### Complete the following
**a)** In the forum thread about retired currency, what was the original poster trying to buy when the old UK money turned out to be unusable?
**b)** Resume the forum thread about whether Euro notes get retired, continuing after its final sentence.

# Another possibly dumb question..."retiring" Euro currency?



## BarbTF (Apr 29, 2019)

When I visited England a few years ago I ran into a situation where the UK currency I had had been "retired" and the only way to be able to use it was to turn it in at a bank for the new bills (or possibly it was too late even to do that.) I discovered this when I went to use it to buy a coffee--no big deal since it wasn't much money, just a bill or two left over from an earlier trip to England.

Right now I've got a couple hundred Euros in cash that I got prior to a trip in, I think, October 2018. It could have been a year or two before that, even. (I don't tend to use much cash when I'm traveling and I exchanged way too much!) I'm currently packing up for my trip to head out tomorrow, and I had a sudden panicked thought that maybe they had also been "retired".

Those would still be valid to use, right? Gosh I hope so or I'm out a couple hundred bucks!


----------



## tardigrade (May 23, 2021)

though not the best price, exchange at the aeroport before you go.


----------



## Keri22 (Jun 12, 2010)

BarbTF said:


> When I visited England a few years ago I ran into a situation where the UK currency I had had been "retired" and the only way to be able to use it was to turn it in at a bank for the new bills (or possibly it was too late even to do that.) I discovered this when I went to use it to buy a coffee--no big deal since it wasn't much money, just a bill or two left over from an earlier trip to England.

### Supplied material
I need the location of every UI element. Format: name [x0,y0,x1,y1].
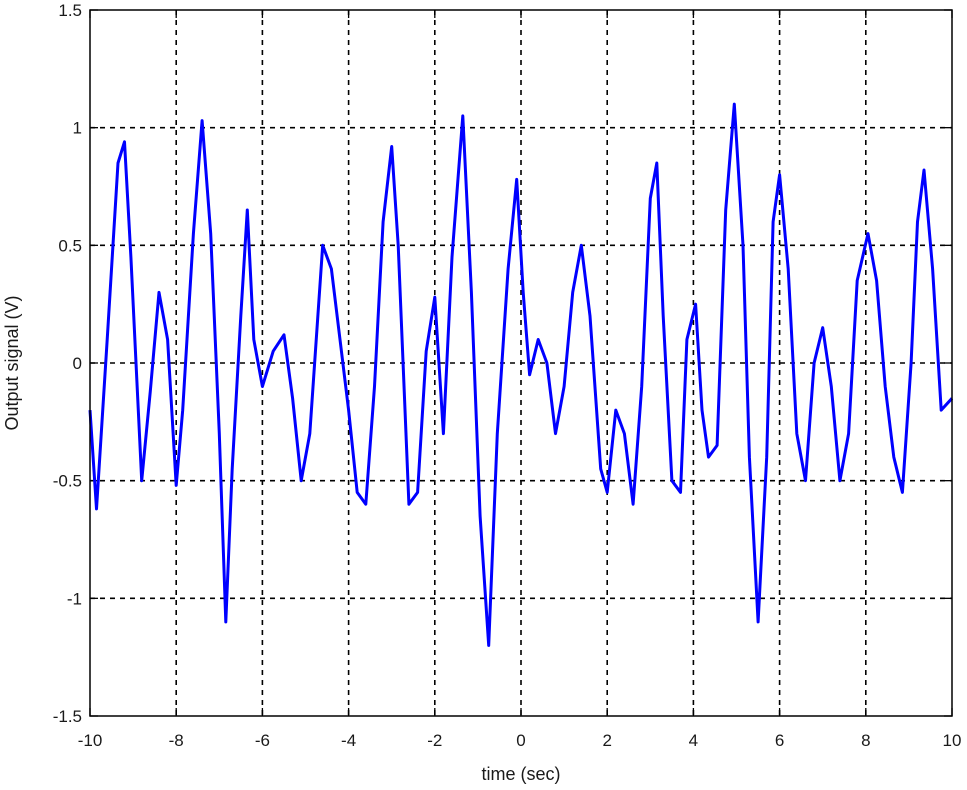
x-tick-label: -4 [341,731,356,750]
y-tick-label: -0.5 [53,472,82,491]
x-tick-label: -6 [255,731,270,750]
y-tick-label: -1 [67,589,82,608]
x-tick-label: -8 [169,731,184,750]
x-tick-labels: -10 -8 -6 -4 -2 0 2 4 6 8 10 [78,731,962,750]
y-tick-labels: -1.5 -1 -0.5 0 0.5 1 1.5 [53,1,82,726]
x-axis-label: time (sec) [481,764,560,784]
y-tick-label: -1.5 [53,707,82,726]
y-tick-label: 0.5 [58,236,82,255]
plot-frame [89,9,953,717]
x-tick-label: -2 [427,731,442,750]
x-tick-label: 0 [516,731,525,750]
y-axis-label: Output signal (V) [2,295,22,430]
x-tick-label: 2 [602,731,611,750]
x-tick-label: 8 [861,731,870,750]
y-tick-label: 1.5 [58,1,82,20]
series-line-output-signal [88,102,954,647]
x-tick-label: 10 [943,731,962,750]
x-tick-label: 4 [689,731,698,750]
x-tick-label: -10 [78,731,103,750]
y-tick-label: 1 [73,119,82,138]
y-tick-label: 0 [73,354,82,373]
x-tick-label: 6 [775,731,784,750]
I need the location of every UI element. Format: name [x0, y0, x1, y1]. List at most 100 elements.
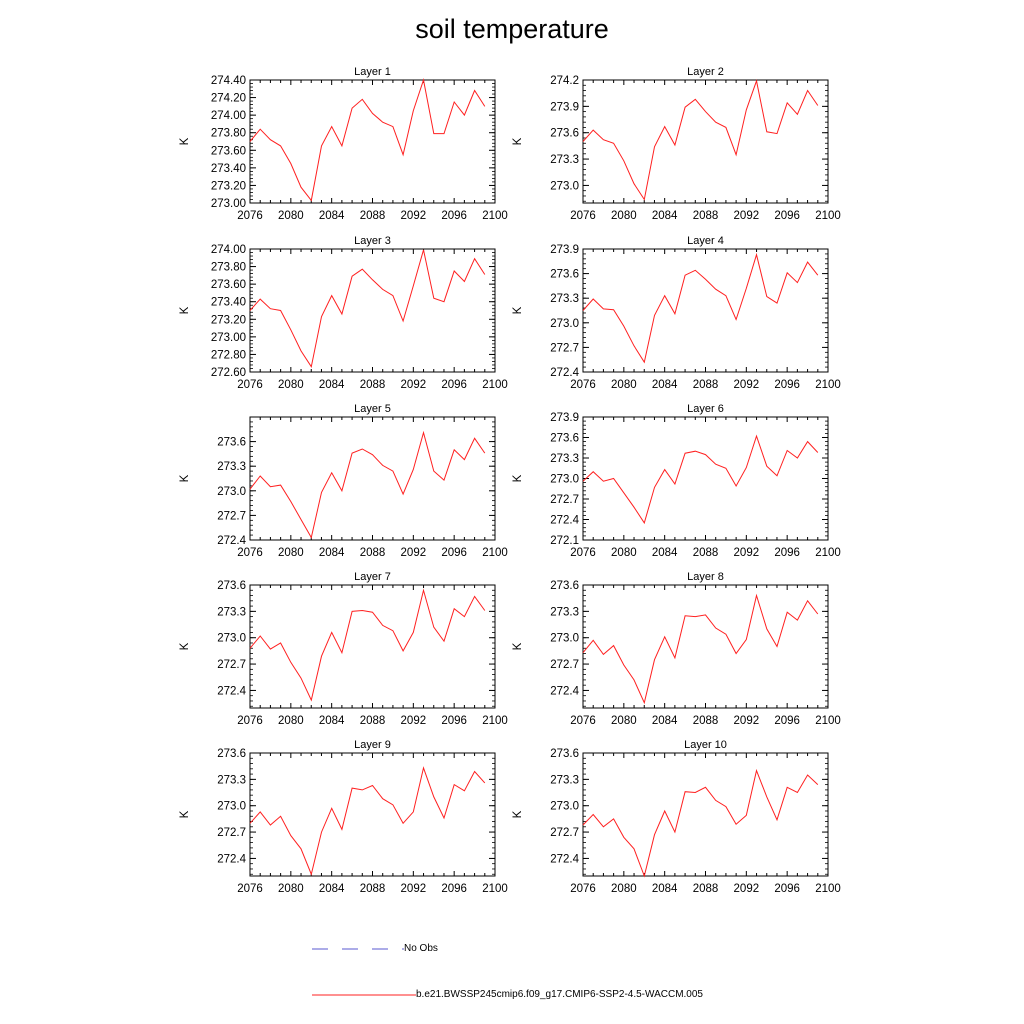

### Responses in order
**a)** A coffee.

**b)**
> 
> Right now I've got a couple hundred Euros in cash that I got prior to a trip in, I think, October 2018. It could have been a year or two before that, even. (I don't tend to use much cash when I'm traveling and I exchanged way too much!) I'm currently packing up for my trip to head out tomorrow, and I had a sudden panicked thought that maybe they had also been "retired".
> 
> Those would still be valid to use, right? Gosh I hope so or I'm out a couple hundred bucks!


Your Euro notes from 2018 should be ok. I ran into a similar problem with Swedish krona because they Swedish government changes the notes rather frequently.


----------



## boilerman (May 16, 2010)

Not a dumb question at all, as it got me thinking. 
Seems they're ok to use

Old Euro Banknotes, Are they Still Valid, Till When, How to Exchange? | Winngie


----------



## Bevdeforges (Nov 16, 2007)

Ah yes, another trans-Atlantic "culture shock" - the US always says that they will accept legal US tender forever, while most countries over on this side of the Pond periodically change over their currency. But the euro has only been around in cash form for about 20 years now. Nothing has been "retired" (yet) so you should be OK.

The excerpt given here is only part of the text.